## Goal
Determine the count of lines holding the string "我们是小读者". Return only the number.

--- begin Data for the task ---

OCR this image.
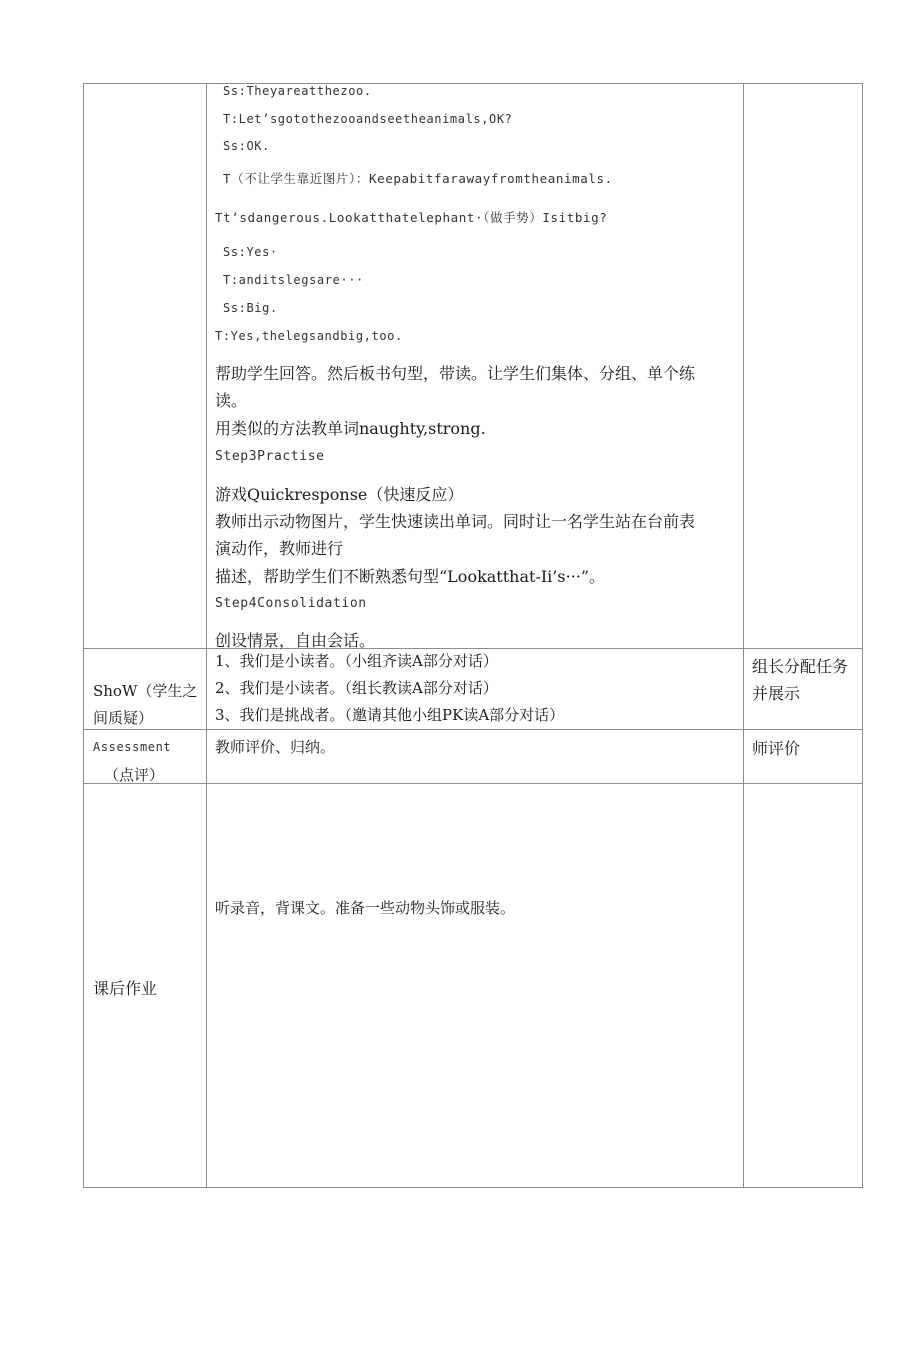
Ss:Theyareatthezoo.
T:Let’sgotothezooandseetheanimals,OK?
Ss:OK.
T（不让学生靠近图片）：Keepabitfarawayfromtheanimals.
Tt’sdangerous.Lookatthatelephant·（做手势）Isitbig?
Ss:Yes·
T:anditslegsare···
Ss:Big.
T:Yes,thelegsandbig,too.
帮助学生回答。然后板书句型，带读。让学生们集体、分组、单个练
读。
用类似的方法教单词naughty,strong.
Step3Practise
游戏Quickresponse（快速反应）
教师出示动物图片，学生快速读出单词。同时让一名学生站在台前表
演动作，教师进行
描述，帮助学生们不断熟悉句型“Lookatthat-Ii’s···”。
Step4Consolidation
创设情景，自由会话。
ShoW（学生之
间质疑）
1、我们是小读者。（小组齐读A部分对话）
2、我们是小读者。（组长教读A部分对话）
3、我们是挑战者。（邀请其他小组PK读A部分对话）
组长分配任务
并展示
Assessment
（点评）
教师评价、归纳。	师评价
课后作业
听录音，背课文。准备一些动物头饰或服装。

--- end Data for the task ---

## Solved problem
2